[Opening Dataset records section]
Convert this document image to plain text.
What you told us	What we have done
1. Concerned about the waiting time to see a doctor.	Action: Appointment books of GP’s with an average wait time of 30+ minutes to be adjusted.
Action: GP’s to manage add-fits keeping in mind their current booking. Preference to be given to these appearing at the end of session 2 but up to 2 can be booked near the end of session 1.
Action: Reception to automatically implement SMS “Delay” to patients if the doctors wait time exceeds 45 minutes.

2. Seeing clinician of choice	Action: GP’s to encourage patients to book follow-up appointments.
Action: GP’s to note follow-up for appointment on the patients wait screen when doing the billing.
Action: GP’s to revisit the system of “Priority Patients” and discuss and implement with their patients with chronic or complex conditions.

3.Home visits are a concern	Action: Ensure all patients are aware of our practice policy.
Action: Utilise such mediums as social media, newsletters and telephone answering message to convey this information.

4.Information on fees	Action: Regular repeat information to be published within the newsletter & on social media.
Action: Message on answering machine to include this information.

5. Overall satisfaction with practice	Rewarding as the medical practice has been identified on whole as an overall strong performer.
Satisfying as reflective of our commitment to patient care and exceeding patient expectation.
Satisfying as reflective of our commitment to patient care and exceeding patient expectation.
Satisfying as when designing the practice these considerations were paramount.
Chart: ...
[Closing Dataset records section]
Task objective: After identifying the lines above that contain "these", copy each one.

Written response:
Action: GP’s to manage add-fits keeping in mind their current booking. Preference to be given to these appearing at the end of session 2 but up to 2 can be booked near the end of session 1.
Satisfying as when designing the practice these considerations were paramount.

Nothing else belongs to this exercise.